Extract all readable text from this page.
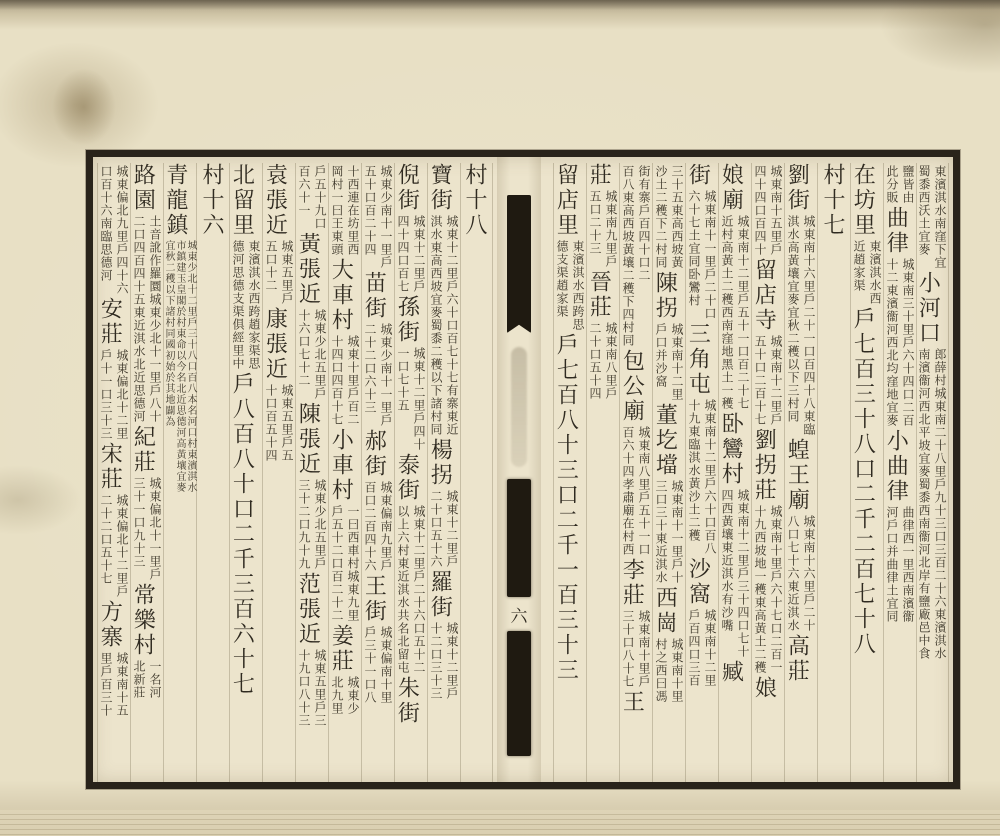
東濱淇水南窪下宜
蜀黍西沃土宜麥
小河口
郎薛村城東南二十八里戶九十三口三百二十六東濱淇水
南濱衞河西北平坡宜麥蜀黍西南衞河北岸有鹽廠邑中食
鹽皆由
此分販
曲律
城東南三十里戶六十四口二百
十二東濱衞河西北均窪地宜麥
小曲律
曲律西一里西南濱衞
河戶口并曲律土宜同
在坊里
東濱淇水西
近趙家渠
戶七百三十八口二千二百七十八
村十七
劉街
城東南十六里戶二十一口百四十八東臨
淇水高黃壤宜麥宜秋二穫以下三村同
蝗王廟
城東南十六里戶二十
八口七十六東近淇水
高莊
城東南十五里戶
四十四口百四十
留店寺
城東南十二里戶
五十口二百十七
劉拐莊
城東南十里戶六十七口二百一
十九西坡地一穫東高黃土二穫
娘
娘廟
城東南十二里戶五十一口百二十七
近村高黃土二穫西南窪地黑土一穫
卧鸞村
城東南十二里戶三十四口七十
四西黃壤東近淇水有沙嘴
臧
街
城東南十一里戶二十口
六十七土宜同卧鸞村
三角屯
城東南十二里戶六十口百八
十九東臨淇水黃沙土二穫
沙窩
城東南十二里
戶百四口三百
三十五東高西坡黃
沙土二穫下二村同
陳拐
城東南十二里
戶口并沙窩
董圪壋
城東南十一里戶十
三口三十東近淇水
西崗
城東南十里
村之西曰馮
街有寨戶百四十口二
百八東高西坡黃壤二穫下四村同
包公廟
城東南八里戶五十一口
百六十四孝肅廟在村西
李莊
城東南十里戶
三十口八十七
王
莊
城東南九里戶
五口二十三
晉莊
城東南八里戶
二十口五十四
留店里
東濱淇水西跨思
德支渠趙家渠
戶七百八十三口二千一百三十三
六
村十八
寶街
城東十二里戶六十口百七十七有寨東近
淇水東高西坡宜麥蜀黍二穫以下諸村同
楊拐
城東十二里戶
二十口五十六
羅街
城東十二里戶
十二口三十三
倪街
城東十二里戶
四十四口百七
孫街
城東十二里戶四十
一口七十五
泰街
城東十二里戶二十六口五十二
以上六村東近淇水共名北留屯
朱街
城東少南十一里戶
五十口百二十四
苗街
城東少南十一里戶
二十二口六十三
郝街
城東偏南九里戶
百口二百四十六
王街
城東偏南十里
戶三十一口八
十西連在坊里西
岡村一曰王東頭
大車村
城東十里戶百二
十四口四百十七
小車村
一曰西車村城東九里
戶五十二口百二十二
姜莊
城東少
北九里
戶五十九口
百六十一
黃張近
城東少北五里戶
十六口七十二
陳張近
城東少北五里戶
三十二口九十九
范張近
城東五里戶三
十九口八十三
袁張近
城東五里戶
五口十二
康張近
城東五里戶五
十口百五十四
北留里
東濱淇水西跨趙家渠思
德河思德支渠俱經里中
戶八百八十口二千三百六十七
村十六
青龍鎮
城東少北十二里戶三十八口百八本名河口村東濱淇水
市鎮建玉皇閣於村東命以今名北近思德河高黃壤宜麥
宜秋二穫以下諸村同國初始於其地闢為
路園
土音訛作羅圜城東少北十一里戶八十
二口四百四十五東近淇水北近思德河
紀莊
城東偏北十一里戶
三十一口九十三
常樂村
一名河
北新莊
城東偏北九里戶四十六
口百十六南臨思德河
安莊
城東偏北十二里
戶十一口三十三
宋莊
城東偏北十二里戶
二十二口五十七
方寨
城東南十五
里戶百三十
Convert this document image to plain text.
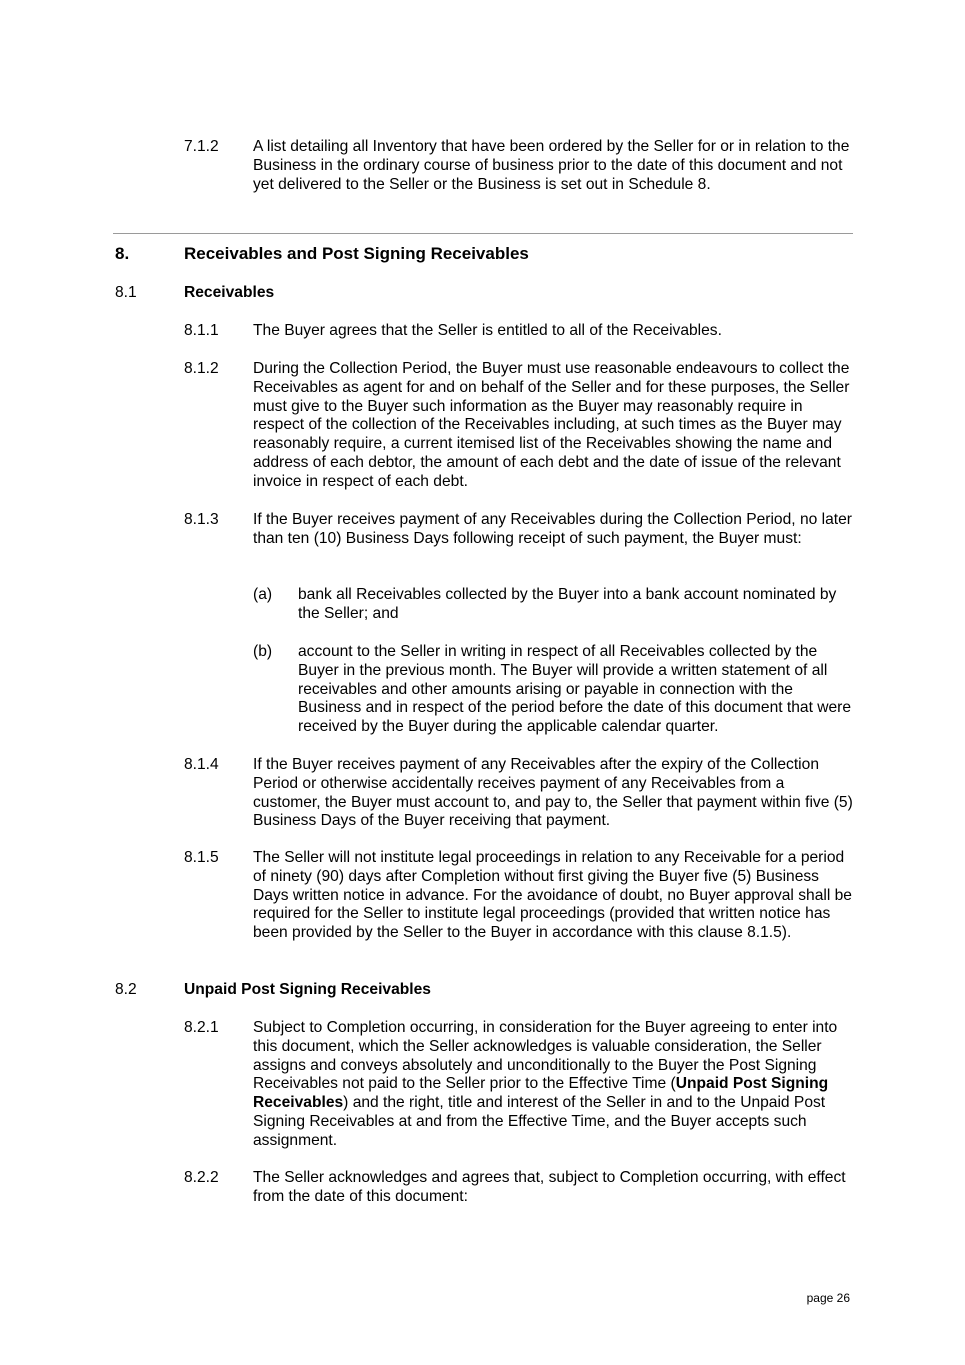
7.1.2 A list detailing all Inventory that have been ordered by the Seller for or in relation to the Business in the ordinary course of business prior to the date of this document and not yet delivered to the Seller or the Business is set out in Schedule 8.
8.	Receivables and Post Signing Receivables
8.1	Receivables
8.1.1 The Buyer agrees that the Seller is entitled to all of the Receivables.
8.1.2 During the Collection Period, the Buyer must use reasonable endeavours to collect the Receivables as agent for and on behalf of the Seller and for these purposes, the Seller must give to the Buyer such information as the Buyer may reasonably require in respect of the collection of the Receivables including, at such times as the Buyer may reasonably require, a current itemised list of the Receivables showing the name and address of each debtor, the amount of each debt and the date of issue of the relevant invoice in respect of each debt.
8.1.3 If the Buyer receives payment of any Receivables during the Collection Period, no later than ten (10) Business Days following receipt of such payment, the Buyer must:
(a) bank all Receivables collected by the Buyer into a bank account nominated by the Seller; and
(b) account to the Seller in writing in respect of all Receivables collected by the Buyer in the previous month. The Buyer will provide a written statement of all receivables and other amounts arising or payable in connection with the Business and in respect of the period before the date of this document that were received by the Buyer during the applicable calendar quarter.
8.1.4 If the Buyer receives payment of any Receivables after the expiry of the Collection Period or otherwise accidentally receives payment of any Receivables from a customer, the Buyer must account to, and pay to, the Seller that payment within five (5) Business Days of the Buyer receiving that payment.
8.1.5 The Seller will not institute legal proceedings in relation to any Receivable for a period of ninety (90) days after Completion without first giving the Buyer five (5) Business Days written notice in advance. For the avoidance of doubt, no Buyer approval shall be required for the Seller to institute legal proceedings (provided that written notice has been provided by the Seller to the Buyer in accordance with this clause 8.1.5).
8.2	Unpaid Post Signing Receivables
8.2.1 Subject to Completion occurring, in consideration for the Buyer agreeing to enter into this document, which the Seller acknowledges is valuable consideration, the Seller assigns and conveys absolutely and unconditionally to the Buyer the Post Signing Receivables not paid to the Seller prior to the Effective Time (Unpaid Post Signing Receivables) and the right, title and interest of the Seller in and to the Unpaid Post Signing Receivables at and from the Effective Time, and the Buyer accepts such assignment.
8.2.2 The Seller acknowledges and agrees that, subject to Completion occurring, with effect from the date of this document:
page 26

WRITTEN INSTRUCTION — Select every line where the word "account" occurs.

FINISHED TASK —
(a) bank all Receivables collected by the Buyer into a bank account nominated by the Seller; and
(b) account to the Seller in writing in respect of all Receivables collected by the Buyer in the previous month. The Buyer will provide a written statement of all receivables and other amounts arising or payable in connection with the Business and in respect of the period before the date of this document that were received by the Buyer during the applicable calendar quarter.
8.1.4 If the Buyer receives payment of any Receivables after the expiry of the Collection Period or otherwise accidentally receives payment of any Receivables from a customer, the Buyer must account to, and pay to, the Seller that payment within five (5) Business Days of the Buyer receiving that payment.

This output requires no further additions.